(Task to complete):
From the listing below, extract every line containing "findest".

(Task material):
────────────────

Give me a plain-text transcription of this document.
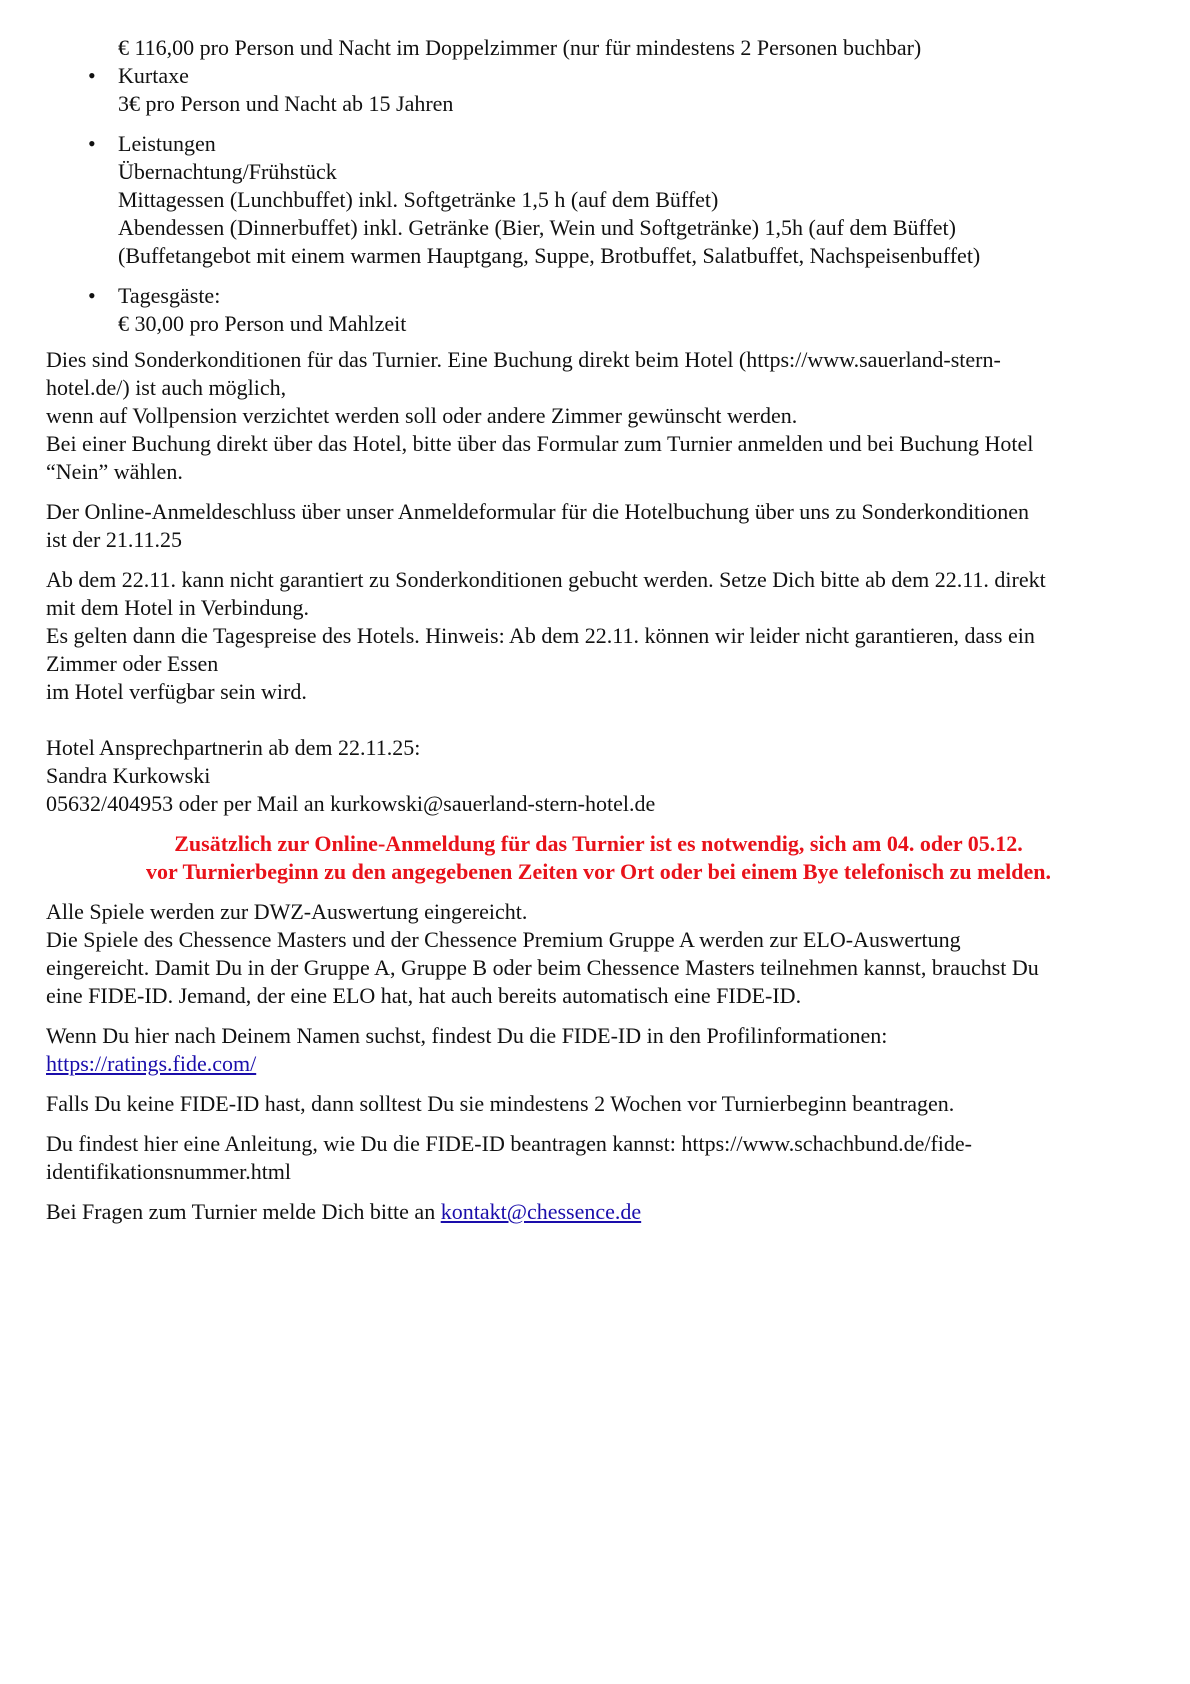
€ 116,00 pro Person und Nacht im Doppelzimmer (nur für mindestens 2 Personen buchbar)
• Kurtaxe
3€ pro Person und Nacht ab 15 Jahren
• Leistungen
Übernachtung/Frühstück
Mittagessen (Lunchbuffet) inkl. Softgetränke 1,5 h (auf dem Büffet)
Abendessen (Dinnerbuffet) inkl. Getränke (Bier, Wein und Softgetränke) 1,5h (auf dem Büffet)
(Buffetangebot mit einem warmen Hauptgang, Suppe, Brotbuffet, Salatbuffet, Nachspeisenbuffet)
• Tagesgäste:
€ 30,00 pro Person und Mahlzeit

Dies sind Sonderkonditionen für das Turnier. Eine Buchung direkt beim Hotel (https://www.sauerland-stern-
hotel.de/) ist auch möglich,
wenn auf Vollpension verzichtet werden soll oder andere Zimmer gewünscht werden.
Bei einer Buchung direkt über das Hotel, bitte über das Formular zum Turnier anmelden und bei Buchung Hotel
“Nein” wählen.

Der Online-Anmeldeschluss über unser Anmeldeformular für die Hotelbuchung über uns zu Sonderkonditionen
ist der 21.11.25

Ab dem 22.11. kann nicht garantiert zu Sonderkonditionen gebucht werden. Setze Dich bitte ab dem 22.11. direkt
mit dem Hotel in Verbindung.
Es gelten dann die Tagespreise des Hotels. Hinweis: Ab dem 22.11. können wir leider nicht garantieren, dass ein
Zimmer oder Essen
im Hotel verfügbar sein wird.
Hotel Ansprechpartnerin ab dem 22.11.25:
Sandra Kurkowski
05632/404953 oder per Mail an kurkowski@sauerland-stern-hotel.de

Zusätzlich zur Online-Anmeldung für das Turnier ist es notwendig, sich am 04. oder 05.12.
vor Turnierbeginn zu den angegebenen Zeiten vor Ort oder bei einem Bye telefonisch zu melden.

Alle Spiele werden zur DWZ-Auswertung eingereicht.
Die Spiele des Chessence Masters und der Chessence Premium Gruppe A werden zur ELO-Auswertung
eingereicht. Damit Du in der Gruppe A, Gruppe B oder beim Chessence Masters teilnehmen kannst, brauchst Du
eine FIDE-ID. Jemand, der eine ELO hat, hat auch bereits automatisch eine FIDE-ID.

Wenn Du hier nach Deinem Namen suchst, findest Du die FIDE-ID in den Profilinformationen:
https://ratings.fide.com/

Falls Du keine FIDE-ID hast, dann solltest Du sie mindestens 2 Wochen vor Turnierbeginn beantragen.

Du findest hier eine Anleitung, wie Du die FIDE-ID beantragen kannst: https://www.schachbund.de/fide-
identifikationsnummer.html

Bei Fragen zum Turnier melde Dich bitte an kontakt@chessence.de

────────────────

(The output):
Wenn Du hier nach Deinem Namen suchst, findest Du die FIDE-ID in den Profilinformationen:
Du findest hier eine Anleitung, wie Du die FIDE-ID beantragen kannst: https://www.schachbund.de/fide-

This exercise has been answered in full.